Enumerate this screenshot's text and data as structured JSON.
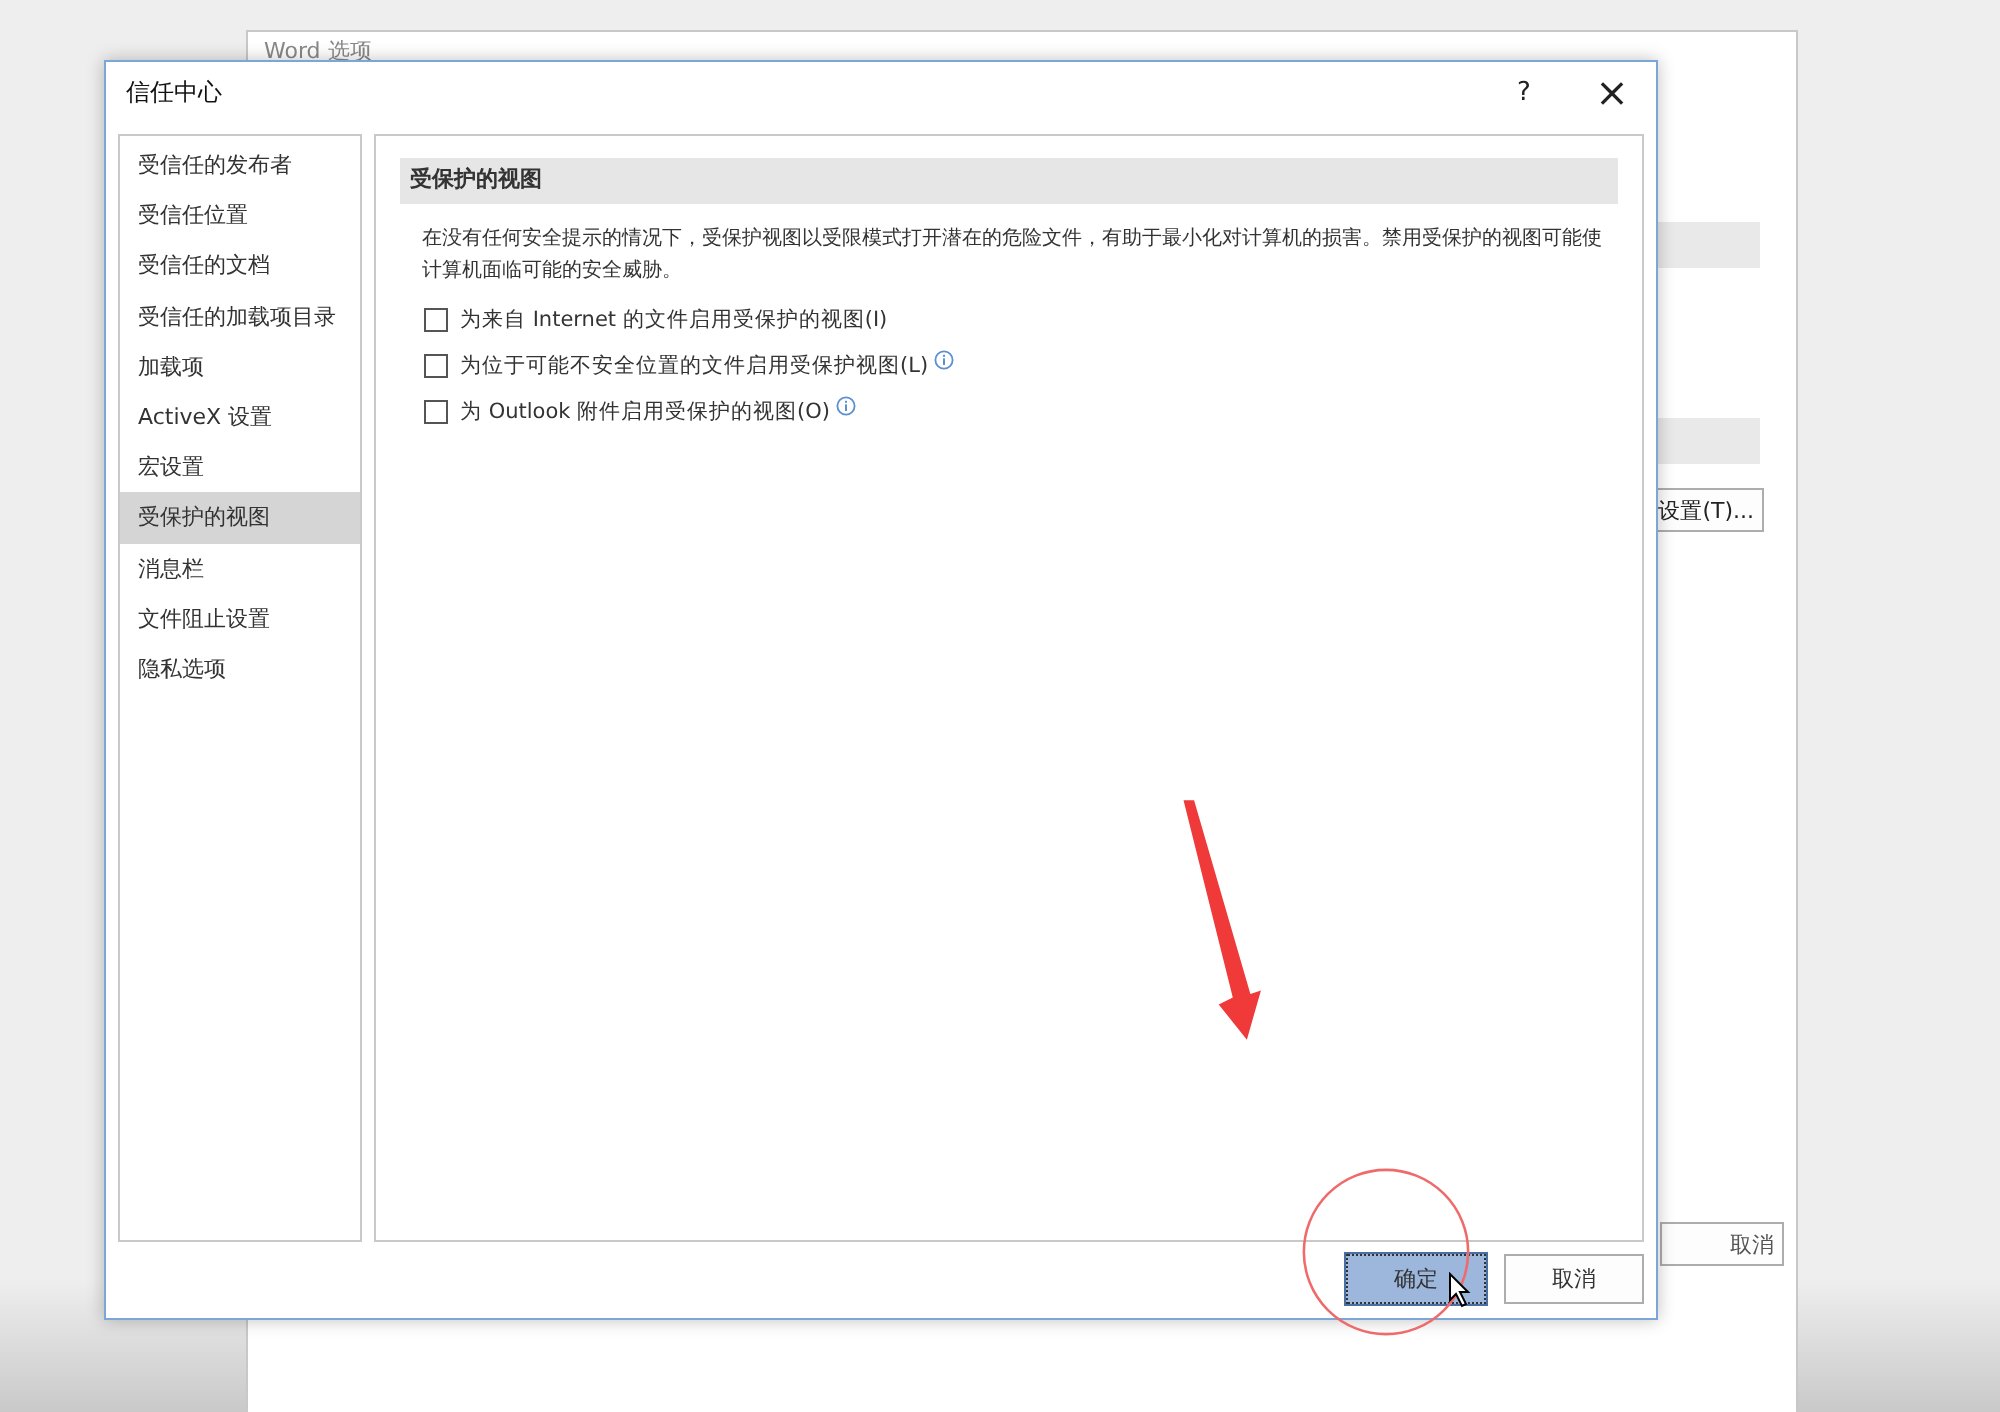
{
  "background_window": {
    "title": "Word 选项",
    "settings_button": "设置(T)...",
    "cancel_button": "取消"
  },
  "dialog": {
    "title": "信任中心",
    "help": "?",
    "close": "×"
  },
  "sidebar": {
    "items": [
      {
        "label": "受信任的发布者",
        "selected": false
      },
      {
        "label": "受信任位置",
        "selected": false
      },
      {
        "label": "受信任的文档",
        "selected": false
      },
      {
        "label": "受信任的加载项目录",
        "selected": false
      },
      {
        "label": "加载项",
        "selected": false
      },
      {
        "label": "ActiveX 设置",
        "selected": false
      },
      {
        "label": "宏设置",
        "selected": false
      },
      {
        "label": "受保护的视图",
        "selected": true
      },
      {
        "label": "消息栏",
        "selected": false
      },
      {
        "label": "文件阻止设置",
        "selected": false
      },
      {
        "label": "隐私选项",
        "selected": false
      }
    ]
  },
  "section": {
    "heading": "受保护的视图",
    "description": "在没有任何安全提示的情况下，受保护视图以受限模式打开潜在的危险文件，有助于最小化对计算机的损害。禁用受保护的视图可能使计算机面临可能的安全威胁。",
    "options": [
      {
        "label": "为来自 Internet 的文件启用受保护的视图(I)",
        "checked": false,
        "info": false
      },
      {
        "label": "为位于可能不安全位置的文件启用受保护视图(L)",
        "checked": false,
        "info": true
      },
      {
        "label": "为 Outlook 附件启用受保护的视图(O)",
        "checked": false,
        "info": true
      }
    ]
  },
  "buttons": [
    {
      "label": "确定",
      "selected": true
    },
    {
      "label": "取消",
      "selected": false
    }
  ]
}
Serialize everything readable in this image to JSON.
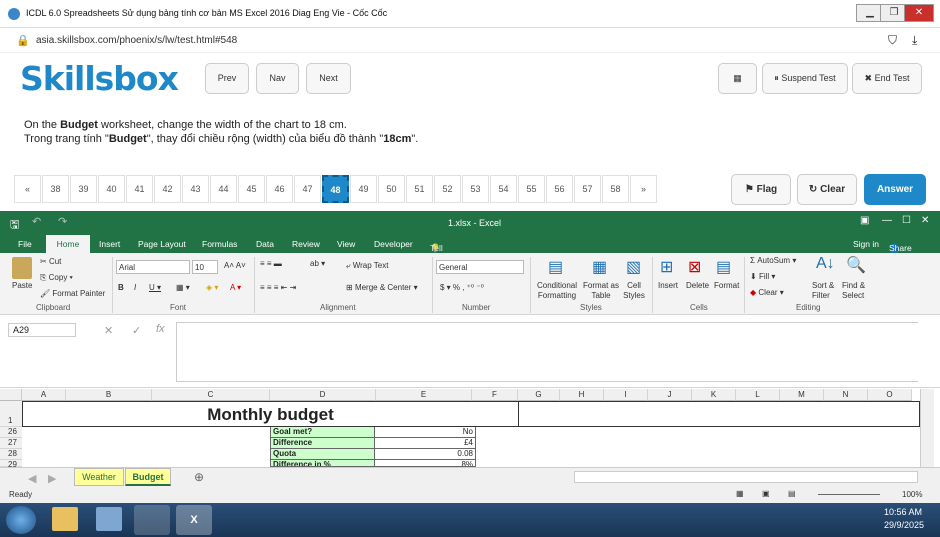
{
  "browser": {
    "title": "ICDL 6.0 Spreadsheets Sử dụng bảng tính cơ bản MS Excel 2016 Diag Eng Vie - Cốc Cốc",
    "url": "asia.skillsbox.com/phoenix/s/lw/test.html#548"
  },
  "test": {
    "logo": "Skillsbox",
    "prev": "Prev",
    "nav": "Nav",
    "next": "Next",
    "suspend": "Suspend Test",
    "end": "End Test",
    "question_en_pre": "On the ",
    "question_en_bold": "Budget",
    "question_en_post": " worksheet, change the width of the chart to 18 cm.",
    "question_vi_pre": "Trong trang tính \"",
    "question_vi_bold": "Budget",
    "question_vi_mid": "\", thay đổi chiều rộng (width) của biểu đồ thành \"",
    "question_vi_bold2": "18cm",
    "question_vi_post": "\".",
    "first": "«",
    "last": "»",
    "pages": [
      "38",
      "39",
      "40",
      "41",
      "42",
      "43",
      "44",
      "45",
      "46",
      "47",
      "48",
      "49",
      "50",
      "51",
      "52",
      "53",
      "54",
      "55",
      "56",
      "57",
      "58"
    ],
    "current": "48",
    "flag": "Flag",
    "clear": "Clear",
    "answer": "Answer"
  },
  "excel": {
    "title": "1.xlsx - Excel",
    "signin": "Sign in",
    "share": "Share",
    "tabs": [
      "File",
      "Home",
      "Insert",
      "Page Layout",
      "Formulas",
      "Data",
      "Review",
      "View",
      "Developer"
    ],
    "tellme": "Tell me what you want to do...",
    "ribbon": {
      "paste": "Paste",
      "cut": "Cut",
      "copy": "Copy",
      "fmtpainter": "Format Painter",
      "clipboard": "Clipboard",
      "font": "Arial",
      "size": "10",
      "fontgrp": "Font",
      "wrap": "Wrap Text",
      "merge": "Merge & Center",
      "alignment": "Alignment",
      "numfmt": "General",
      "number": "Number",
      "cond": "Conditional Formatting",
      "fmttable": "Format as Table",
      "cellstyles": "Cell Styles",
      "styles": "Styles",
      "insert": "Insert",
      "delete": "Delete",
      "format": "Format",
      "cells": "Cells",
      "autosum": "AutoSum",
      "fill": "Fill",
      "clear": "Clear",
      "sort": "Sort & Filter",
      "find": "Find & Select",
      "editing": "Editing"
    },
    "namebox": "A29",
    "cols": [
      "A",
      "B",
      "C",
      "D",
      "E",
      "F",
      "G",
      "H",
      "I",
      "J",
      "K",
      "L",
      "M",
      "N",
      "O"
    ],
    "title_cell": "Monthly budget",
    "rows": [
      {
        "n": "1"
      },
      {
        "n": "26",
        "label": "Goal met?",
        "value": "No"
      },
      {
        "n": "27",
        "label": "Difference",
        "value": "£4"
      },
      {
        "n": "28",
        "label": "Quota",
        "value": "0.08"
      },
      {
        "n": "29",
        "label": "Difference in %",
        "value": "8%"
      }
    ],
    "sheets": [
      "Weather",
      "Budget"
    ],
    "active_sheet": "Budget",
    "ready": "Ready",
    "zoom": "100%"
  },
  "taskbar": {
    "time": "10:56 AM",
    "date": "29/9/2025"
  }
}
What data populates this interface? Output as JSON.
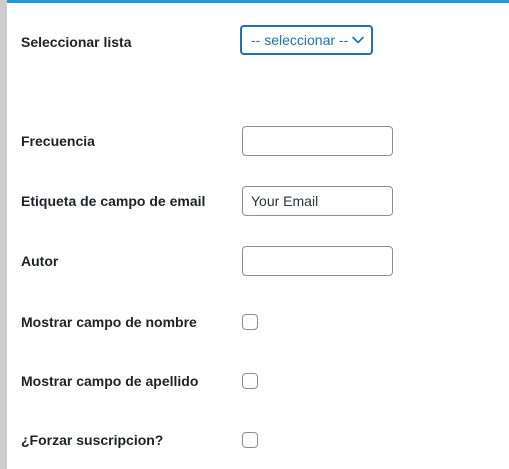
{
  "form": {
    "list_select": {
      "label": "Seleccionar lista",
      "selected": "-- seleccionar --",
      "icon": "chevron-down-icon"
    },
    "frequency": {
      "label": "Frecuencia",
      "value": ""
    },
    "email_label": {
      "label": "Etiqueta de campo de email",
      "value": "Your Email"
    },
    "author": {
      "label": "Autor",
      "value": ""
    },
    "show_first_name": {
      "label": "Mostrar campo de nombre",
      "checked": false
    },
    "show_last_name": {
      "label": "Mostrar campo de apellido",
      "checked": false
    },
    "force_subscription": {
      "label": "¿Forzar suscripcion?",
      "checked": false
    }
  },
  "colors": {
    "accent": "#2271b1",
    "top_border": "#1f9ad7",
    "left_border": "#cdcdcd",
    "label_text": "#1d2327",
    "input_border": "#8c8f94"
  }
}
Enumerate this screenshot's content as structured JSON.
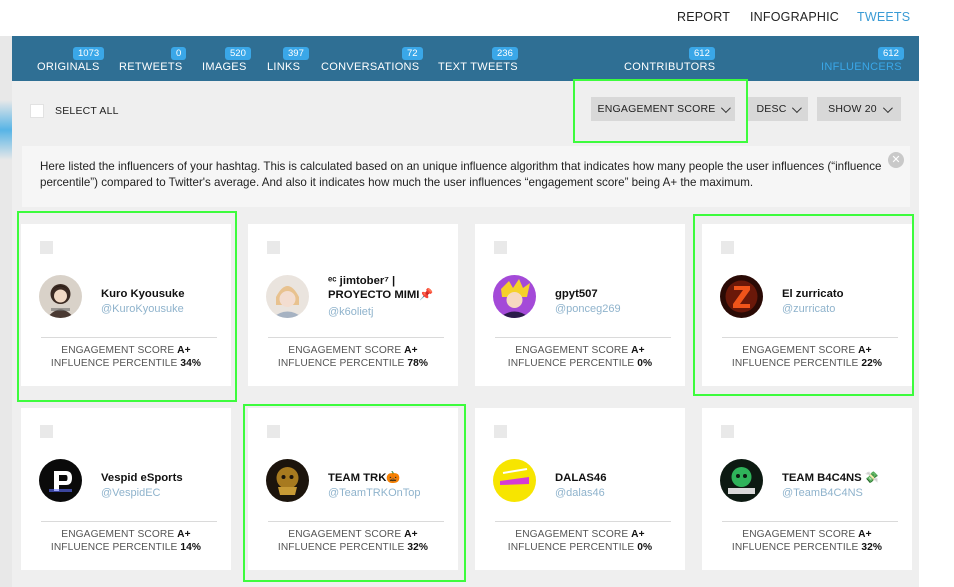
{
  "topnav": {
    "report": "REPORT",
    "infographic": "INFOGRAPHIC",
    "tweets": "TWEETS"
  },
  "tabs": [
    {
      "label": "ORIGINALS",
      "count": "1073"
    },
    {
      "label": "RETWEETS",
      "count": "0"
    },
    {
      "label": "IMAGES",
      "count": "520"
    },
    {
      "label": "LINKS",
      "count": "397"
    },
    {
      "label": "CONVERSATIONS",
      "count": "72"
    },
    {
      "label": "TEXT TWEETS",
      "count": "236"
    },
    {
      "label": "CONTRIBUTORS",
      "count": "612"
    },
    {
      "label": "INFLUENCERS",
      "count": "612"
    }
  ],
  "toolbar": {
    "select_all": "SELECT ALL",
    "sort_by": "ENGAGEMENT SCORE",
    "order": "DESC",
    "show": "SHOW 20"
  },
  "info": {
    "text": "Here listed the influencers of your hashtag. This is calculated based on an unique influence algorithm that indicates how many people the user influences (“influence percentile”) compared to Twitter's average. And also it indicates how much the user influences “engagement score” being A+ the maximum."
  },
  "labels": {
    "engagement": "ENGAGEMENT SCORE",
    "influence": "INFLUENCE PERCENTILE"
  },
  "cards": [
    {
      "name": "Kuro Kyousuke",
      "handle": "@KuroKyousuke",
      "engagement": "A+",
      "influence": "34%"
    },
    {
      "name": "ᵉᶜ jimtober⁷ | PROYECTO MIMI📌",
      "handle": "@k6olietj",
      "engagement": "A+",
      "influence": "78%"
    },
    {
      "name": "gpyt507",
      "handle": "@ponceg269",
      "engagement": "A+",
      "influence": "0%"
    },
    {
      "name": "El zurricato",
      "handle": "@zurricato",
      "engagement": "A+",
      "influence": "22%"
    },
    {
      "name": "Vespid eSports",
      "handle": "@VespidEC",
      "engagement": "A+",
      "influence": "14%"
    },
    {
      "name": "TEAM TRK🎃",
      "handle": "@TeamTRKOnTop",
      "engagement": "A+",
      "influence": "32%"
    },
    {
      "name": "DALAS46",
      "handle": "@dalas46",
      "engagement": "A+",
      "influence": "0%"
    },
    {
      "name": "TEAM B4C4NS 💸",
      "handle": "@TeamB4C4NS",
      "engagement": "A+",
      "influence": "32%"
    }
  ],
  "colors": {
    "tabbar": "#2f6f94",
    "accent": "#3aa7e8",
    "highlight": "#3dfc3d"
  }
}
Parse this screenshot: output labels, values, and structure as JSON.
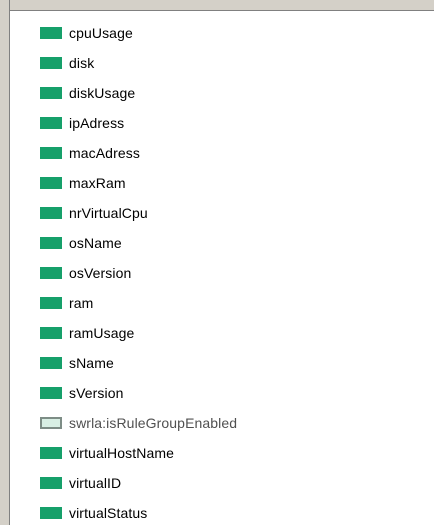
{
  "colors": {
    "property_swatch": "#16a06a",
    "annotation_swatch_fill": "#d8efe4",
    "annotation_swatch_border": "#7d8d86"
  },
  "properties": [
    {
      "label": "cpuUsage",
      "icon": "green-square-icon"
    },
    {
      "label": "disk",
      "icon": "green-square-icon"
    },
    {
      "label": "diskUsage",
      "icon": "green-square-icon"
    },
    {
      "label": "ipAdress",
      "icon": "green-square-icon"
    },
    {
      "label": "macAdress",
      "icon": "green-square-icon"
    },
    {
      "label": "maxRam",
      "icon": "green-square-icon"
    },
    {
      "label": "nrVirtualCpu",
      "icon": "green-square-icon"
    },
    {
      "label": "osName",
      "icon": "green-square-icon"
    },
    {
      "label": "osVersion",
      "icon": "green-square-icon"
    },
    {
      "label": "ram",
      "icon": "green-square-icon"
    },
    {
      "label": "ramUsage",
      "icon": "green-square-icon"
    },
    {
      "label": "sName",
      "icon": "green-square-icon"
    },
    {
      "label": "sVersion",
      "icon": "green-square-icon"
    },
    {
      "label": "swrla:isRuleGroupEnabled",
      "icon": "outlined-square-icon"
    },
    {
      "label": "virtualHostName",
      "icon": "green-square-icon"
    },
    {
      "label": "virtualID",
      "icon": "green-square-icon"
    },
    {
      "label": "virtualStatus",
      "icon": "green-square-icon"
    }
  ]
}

## Given problem
Lines containing the string "handle" are to be selected and copied.

## Full response
      "handle": "@KuroKyousuke",
      "handle": "@k6olietj",
      "handle": "@ponceg269",
      "handle": "@zurricato",
      "handle": "@VespidEC",
      "handle": "@TeamTRKOnTop",
      "handle": "@dalas46",
      "handle": "@TeamB4C4NS",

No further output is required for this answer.